##### MATERIAL SUPPLIED #####

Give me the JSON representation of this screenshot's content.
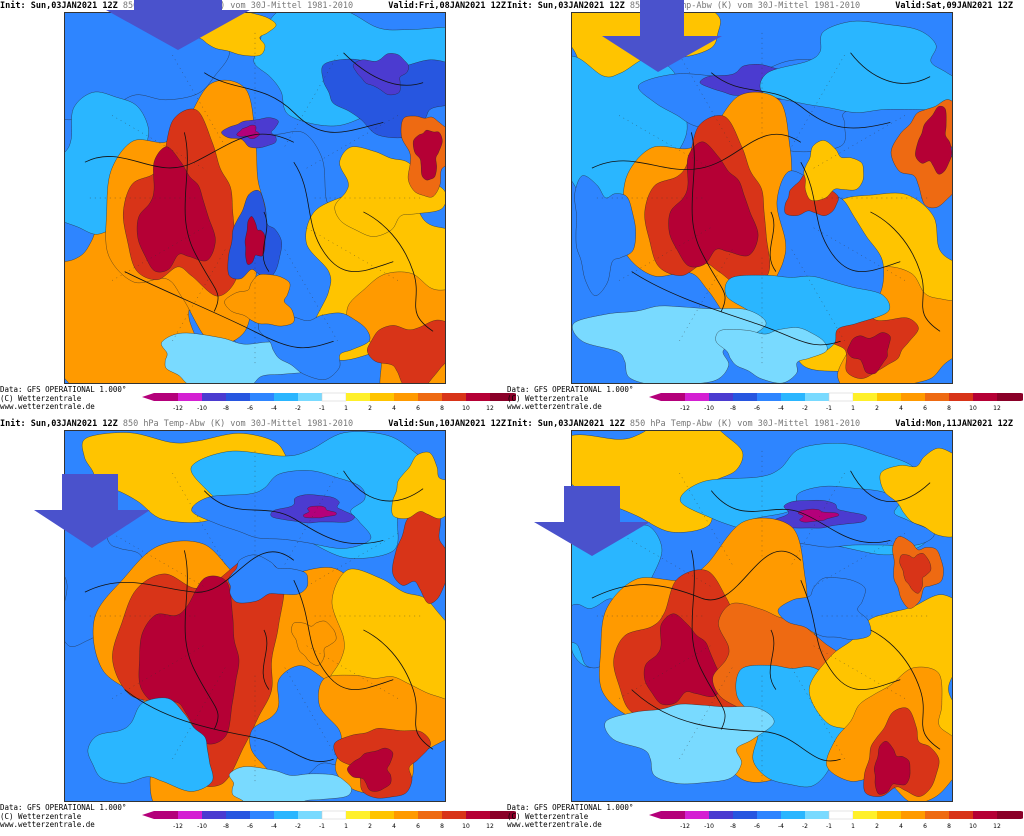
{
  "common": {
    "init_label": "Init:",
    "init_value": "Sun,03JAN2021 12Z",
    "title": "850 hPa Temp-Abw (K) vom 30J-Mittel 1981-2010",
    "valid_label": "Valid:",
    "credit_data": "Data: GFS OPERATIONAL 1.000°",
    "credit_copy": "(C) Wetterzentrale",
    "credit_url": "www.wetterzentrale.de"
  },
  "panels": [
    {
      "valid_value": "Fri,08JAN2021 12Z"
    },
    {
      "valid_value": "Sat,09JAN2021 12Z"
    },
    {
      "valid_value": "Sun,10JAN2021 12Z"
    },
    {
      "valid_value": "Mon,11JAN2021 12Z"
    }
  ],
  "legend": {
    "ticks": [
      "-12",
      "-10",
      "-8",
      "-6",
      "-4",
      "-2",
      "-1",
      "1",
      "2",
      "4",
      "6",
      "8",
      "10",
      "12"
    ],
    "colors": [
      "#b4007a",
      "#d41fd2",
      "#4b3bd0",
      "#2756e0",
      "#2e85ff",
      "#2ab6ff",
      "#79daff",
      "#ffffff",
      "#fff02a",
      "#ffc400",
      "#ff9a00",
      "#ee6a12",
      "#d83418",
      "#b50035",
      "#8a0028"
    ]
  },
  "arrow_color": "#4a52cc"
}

#####

§ **WHAT TO WORK ON**: Each entry should be repeated exactly as it appears; the pictures stay out.

§ **FINISHED TASK**:
Give me the JSON representation of this screenshot's content.
{
  "common": {
    "init_label": "Init:",
    "init_value": "Sun,03JAN2021 12Z",
    "title": "850 hPa Temp-Abw (K) vom 30J-Mittel 1981-2010",
    "valid_label": "Valid:",
    "credit_data": "Data: GFS OPERATIONAL 1.000°",
    "credit_copy": "(C) Wetterzentrale",
    "credit_url": "www.wetterzentrale.de"
  },
  "panels": [
    {
      "valid_value": "Fri,08JAN2021 12Z"
    },
    {
      "valid_value": "Sat,09JAN2021 12Z"
    },
    {
      "valid_value": "Sun,10JAN2021 12Z"
    },
    {
      "valid_value": "Mon,11JAN2021 12Z"
    }
  ],
  "legend": {
    "ticks": [
      "-12",
      "-10",
      "-8",
      "-6",
      "-4",
      "-2",
      "-1",
      "1",
      "2",
      "4",
      "6",
      "8",
      "10",
      "12"
    ],
    "colors": [
      "#b4007a",
      "#d41fd2",
      "#4b3bd0",
      "#2756e0",
      "#2e85ff",
      "#2ab6ff",
      "#79daff",
      "#ffffff",
      "#fff02a",
      "#ffc400",
      "#ff9a00",
      "#ee6a12",
      "#d83418",
      "#b50035",
      "#8a0028"
    ]
  },
  "arrow_color": "#4a52cc"
}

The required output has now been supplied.